» DIRECTIONS FOR THIS TASK: Extract every line from the records below that contains the word "xlabel".

» EXTRACTED ENTRIES:
· · ·
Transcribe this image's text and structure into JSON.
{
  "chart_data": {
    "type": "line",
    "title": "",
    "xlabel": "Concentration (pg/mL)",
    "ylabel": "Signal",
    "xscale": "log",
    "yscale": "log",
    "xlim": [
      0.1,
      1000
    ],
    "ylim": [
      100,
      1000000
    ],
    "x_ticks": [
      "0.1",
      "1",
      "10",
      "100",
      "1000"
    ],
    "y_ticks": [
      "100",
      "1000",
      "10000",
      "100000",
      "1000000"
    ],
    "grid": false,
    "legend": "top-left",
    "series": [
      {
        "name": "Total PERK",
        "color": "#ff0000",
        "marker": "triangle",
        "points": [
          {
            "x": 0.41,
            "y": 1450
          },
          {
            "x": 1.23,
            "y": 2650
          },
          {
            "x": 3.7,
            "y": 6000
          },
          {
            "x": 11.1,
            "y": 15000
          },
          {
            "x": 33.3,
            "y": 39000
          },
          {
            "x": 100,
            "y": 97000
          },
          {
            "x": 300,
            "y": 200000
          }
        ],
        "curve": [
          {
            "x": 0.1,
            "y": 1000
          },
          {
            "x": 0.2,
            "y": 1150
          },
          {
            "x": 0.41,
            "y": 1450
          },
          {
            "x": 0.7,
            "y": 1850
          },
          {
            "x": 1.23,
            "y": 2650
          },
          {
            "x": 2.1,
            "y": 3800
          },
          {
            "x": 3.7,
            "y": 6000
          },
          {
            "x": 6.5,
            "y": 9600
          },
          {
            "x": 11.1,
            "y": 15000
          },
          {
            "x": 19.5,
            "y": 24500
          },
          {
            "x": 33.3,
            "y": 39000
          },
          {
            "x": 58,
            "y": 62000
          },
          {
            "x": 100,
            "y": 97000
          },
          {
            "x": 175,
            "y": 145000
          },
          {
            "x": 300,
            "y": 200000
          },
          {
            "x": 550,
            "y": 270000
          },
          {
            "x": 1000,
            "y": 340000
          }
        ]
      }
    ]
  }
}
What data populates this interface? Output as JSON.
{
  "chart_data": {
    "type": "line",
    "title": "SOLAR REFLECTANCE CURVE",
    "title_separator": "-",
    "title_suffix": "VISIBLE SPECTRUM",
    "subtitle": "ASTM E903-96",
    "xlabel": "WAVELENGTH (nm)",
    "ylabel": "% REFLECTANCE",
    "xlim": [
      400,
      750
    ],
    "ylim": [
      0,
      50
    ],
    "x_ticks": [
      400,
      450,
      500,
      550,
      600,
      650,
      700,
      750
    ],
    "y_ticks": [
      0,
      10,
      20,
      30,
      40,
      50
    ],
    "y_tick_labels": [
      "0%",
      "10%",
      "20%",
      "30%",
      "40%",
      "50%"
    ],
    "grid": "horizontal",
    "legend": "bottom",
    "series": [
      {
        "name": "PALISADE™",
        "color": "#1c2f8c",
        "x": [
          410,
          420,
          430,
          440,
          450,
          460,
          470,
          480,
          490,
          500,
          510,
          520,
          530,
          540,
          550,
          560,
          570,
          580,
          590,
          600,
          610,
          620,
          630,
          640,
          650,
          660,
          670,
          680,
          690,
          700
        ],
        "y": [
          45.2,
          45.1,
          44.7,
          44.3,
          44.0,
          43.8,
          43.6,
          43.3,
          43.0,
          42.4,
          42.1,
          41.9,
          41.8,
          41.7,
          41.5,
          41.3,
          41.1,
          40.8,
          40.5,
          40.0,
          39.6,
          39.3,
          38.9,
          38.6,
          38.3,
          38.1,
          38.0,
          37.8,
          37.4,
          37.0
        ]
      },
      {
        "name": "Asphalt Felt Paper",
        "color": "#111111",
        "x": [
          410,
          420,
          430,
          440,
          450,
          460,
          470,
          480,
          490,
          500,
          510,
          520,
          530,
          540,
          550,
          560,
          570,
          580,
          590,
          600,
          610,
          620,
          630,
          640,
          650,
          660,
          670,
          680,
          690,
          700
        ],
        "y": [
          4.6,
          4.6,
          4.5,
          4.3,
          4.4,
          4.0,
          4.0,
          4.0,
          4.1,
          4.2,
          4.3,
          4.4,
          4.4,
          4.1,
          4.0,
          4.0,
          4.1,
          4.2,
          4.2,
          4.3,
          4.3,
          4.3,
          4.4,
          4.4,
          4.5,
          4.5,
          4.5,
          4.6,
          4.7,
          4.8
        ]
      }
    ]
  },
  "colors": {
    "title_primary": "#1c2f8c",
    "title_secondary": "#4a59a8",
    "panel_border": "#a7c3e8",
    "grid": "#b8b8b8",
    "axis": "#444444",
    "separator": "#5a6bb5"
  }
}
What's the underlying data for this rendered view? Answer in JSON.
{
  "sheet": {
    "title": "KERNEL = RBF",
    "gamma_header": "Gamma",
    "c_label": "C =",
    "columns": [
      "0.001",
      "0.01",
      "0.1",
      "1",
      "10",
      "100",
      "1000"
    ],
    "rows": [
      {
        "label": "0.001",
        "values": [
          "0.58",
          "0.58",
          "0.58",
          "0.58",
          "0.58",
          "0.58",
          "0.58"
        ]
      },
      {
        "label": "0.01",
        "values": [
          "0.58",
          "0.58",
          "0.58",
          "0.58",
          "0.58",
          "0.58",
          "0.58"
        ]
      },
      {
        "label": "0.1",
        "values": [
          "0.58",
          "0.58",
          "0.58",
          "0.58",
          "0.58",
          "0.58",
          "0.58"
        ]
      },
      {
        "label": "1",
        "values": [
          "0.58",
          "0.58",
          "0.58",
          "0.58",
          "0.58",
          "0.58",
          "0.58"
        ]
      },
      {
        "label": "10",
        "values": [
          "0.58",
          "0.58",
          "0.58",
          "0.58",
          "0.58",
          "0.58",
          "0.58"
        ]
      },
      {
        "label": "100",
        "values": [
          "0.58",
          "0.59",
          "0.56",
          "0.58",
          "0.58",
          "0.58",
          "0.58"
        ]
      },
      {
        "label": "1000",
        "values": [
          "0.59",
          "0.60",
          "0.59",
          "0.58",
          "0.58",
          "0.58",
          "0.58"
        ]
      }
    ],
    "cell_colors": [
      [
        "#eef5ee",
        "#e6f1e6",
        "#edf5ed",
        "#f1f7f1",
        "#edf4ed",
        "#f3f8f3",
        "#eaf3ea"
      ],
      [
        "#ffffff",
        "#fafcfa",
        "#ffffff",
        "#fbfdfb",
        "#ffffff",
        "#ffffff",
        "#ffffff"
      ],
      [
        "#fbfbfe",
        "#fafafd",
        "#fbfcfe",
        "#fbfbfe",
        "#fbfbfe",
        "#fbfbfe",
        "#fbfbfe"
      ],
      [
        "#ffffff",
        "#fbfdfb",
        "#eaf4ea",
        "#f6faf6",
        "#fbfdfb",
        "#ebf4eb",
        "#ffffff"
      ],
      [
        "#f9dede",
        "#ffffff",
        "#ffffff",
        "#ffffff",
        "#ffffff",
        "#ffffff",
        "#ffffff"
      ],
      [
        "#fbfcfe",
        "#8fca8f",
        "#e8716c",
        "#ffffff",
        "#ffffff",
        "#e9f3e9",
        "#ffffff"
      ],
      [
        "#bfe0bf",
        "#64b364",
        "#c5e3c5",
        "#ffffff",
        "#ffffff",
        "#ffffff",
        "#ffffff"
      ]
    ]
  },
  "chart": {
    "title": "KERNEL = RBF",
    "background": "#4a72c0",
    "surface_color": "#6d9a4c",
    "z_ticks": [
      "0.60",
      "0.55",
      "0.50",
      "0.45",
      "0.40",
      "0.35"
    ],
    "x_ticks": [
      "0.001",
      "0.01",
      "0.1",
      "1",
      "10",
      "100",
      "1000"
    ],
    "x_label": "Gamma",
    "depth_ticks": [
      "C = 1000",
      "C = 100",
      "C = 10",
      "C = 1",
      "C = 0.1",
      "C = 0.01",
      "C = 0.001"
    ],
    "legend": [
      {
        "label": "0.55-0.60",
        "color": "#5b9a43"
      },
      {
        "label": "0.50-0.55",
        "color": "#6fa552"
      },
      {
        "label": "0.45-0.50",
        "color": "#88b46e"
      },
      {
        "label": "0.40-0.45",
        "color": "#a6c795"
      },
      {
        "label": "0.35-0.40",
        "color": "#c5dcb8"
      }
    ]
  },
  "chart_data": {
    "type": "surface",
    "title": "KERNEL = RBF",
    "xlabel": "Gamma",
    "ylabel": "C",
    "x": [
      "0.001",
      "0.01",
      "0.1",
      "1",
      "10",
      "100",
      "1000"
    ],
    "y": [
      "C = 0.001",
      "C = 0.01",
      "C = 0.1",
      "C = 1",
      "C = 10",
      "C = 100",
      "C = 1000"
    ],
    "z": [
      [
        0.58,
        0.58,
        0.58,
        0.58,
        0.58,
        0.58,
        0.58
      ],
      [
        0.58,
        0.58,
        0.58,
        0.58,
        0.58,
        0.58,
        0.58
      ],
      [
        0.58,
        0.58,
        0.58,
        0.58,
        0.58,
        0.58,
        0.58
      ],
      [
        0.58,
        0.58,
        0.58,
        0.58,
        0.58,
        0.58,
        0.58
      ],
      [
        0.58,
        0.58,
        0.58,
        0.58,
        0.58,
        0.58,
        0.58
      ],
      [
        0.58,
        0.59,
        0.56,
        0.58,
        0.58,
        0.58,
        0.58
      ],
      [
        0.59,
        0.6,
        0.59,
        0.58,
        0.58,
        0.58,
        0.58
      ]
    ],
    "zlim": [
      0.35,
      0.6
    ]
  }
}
· · ·
» FULL ANSWER:
    "xlabel": "Concentration (pg/mL)",
    "xlabel": "WAVELENGTH (nm)",
    "xlabel": "Gamma",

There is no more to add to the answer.